▶ _The input_:
+ + +
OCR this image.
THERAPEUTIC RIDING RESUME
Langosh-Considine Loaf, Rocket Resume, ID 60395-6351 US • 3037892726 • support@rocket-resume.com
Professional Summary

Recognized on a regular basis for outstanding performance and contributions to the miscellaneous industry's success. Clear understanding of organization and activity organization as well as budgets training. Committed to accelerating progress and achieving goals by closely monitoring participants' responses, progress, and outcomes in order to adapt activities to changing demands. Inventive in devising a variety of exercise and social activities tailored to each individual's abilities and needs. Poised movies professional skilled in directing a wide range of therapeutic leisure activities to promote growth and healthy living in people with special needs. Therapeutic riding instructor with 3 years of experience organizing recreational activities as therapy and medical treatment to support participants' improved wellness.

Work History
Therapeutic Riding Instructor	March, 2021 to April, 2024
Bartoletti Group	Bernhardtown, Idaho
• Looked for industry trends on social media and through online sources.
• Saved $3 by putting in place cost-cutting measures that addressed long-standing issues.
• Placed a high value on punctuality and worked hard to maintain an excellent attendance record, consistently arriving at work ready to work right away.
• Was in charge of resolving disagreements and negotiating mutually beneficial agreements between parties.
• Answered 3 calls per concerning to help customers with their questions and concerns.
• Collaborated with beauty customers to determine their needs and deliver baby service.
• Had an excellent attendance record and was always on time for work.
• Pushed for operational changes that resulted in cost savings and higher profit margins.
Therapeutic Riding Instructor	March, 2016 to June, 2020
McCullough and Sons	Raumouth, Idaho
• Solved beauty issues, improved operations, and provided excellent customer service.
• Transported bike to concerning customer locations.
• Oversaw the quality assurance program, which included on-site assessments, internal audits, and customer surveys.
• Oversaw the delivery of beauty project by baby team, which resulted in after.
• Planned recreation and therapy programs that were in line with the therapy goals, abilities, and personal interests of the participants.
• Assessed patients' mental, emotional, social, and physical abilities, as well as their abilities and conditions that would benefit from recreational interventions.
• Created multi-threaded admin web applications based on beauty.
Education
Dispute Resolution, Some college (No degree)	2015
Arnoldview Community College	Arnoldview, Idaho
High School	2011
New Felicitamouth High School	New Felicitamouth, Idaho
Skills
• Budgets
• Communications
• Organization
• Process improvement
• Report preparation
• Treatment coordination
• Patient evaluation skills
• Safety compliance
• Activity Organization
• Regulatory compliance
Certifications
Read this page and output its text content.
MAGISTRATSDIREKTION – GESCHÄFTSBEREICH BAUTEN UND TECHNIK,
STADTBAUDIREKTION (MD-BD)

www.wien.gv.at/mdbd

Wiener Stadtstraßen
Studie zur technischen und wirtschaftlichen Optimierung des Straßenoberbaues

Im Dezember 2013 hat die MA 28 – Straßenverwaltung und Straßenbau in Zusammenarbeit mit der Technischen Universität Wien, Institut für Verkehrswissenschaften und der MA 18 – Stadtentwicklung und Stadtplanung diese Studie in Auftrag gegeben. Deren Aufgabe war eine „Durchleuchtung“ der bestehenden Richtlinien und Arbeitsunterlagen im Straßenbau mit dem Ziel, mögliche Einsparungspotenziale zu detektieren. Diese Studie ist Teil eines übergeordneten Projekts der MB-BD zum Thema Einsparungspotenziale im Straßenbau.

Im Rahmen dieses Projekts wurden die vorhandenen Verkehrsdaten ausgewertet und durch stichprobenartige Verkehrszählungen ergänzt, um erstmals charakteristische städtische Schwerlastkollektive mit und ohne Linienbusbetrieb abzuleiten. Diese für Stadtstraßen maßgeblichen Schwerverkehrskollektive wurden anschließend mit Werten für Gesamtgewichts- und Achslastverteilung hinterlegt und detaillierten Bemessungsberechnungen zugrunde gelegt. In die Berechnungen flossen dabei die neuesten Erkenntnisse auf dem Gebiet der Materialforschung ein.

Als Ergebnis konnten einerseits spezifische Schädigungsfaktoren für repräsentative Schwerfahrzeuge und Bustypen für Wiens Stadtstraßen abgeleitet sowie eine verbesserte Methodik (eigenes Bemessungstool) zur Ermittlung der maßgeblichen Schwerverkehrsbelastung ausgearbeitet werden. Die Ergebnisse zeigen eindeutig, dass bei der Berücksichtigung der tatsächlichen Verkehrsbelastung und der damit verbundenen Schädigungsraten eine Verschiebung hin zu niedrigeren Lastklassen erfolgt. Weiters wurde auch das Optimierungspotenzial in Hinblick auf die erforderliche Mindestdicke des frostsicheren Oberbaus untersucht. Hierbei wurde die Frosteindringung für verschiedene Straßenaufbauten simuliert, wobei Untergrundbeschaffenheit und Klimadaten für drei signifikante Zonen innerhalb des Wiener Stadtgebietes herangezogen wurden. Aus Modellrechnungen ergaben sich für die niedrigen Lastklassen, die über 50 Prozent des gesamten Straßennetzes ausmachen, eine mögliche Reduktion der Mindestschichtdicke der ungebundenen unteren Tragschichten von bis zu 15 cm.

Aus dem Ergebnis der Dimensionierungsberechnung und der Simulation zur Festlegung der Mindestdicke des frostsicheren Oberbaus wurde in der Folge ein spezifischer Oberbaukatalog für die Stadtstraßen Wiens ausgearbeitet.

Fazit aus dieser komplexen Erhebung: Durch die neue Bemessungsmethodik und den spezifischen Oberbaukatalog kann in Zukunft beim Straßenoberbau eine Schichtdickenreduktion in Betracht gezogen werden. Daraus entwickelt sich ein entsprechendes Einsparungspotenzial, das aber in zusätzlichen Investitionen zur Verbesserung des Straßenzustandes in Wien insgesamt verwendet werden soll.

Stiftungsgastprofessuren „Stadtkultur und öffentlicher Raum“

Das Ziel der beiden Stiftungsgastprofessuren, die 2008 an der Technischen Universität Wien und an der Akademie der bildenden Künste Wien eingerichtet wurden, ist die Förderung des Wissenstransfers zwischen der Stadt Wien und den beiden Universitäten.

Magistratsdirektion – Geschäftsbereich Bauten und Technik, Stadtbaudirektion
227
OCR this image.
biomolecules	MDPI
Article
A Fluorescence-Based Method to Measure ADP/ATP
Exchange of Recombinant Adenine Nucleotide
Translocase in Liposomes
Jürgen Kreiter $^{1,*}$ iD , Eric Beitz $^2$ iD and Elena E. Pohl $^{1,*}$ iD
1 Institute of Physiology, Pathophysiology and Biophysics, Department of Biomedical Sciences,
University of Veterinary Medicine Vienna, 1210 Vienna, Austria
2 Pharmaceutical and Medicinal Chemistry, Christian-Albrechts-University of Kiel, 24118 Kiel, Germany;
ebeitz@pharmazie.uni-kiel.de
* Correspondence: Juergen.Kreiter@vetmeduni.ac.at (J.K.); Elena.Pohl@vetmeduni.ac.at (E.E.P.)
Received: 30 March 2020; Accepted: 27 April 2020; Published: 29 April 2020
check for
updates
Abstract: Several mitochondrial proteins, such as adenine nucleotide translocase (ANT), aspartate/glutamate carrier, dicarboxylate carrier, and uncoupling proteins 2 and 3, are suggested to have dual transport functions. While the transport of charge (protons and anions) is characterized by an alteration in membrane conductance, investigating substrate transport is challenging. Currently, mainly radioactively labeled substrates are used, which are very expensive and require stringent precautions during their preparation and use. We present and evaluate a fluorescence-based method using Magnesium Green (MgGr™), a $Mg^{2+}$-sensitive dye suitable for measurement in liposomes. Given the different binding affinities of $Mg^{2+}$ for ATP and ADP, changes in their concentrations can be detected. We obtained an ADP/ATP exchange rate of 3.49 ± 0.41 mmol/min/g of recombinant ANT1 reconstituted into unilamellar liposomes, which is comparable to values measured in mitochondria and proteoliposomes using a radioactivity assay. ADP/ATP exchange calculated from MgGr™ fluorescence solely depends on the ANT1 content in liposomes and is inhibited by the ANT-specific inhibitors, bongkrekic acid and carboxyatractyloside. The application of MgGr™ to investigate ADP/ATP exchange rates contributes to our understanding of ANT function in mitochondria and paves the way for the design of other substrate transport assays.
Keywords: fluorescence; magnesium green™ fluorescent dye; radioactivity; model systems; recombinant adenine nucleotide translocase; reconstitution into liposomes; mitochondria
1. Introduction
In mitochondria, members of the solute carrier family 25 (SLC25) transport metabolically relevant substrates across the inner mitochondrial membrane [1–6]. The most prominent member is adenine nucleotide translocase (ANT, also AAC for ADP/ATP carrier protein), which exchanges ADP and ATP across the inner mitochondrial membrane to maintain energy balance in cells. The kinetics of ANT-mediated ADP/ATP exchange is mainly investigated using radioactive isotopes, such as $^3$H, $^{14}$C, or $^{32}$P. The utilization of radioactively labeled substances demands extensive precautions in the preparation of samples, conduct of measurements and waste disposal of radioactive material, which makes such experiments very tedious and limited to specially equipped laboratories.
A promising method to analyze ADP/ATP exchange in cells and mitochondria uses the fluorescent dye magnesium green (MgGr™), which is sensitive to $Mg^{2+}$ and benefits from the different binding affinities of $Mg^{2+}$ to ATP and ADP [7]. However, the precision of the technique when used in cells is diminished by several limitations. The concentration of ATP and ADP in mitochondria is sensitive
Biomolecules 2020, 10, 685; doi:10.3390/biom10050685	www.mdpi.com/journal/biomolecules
+ + +
▶ _Task goal_:
For each line in the records that contains the word "Oversaw", make a copy.

▶ _Solution_:
• Oversaw the quality assurance program, which included on-site assessments, internal audits, and customer surveys.
• Oversaw the delivery of beauty project by baby team, which resulted in after.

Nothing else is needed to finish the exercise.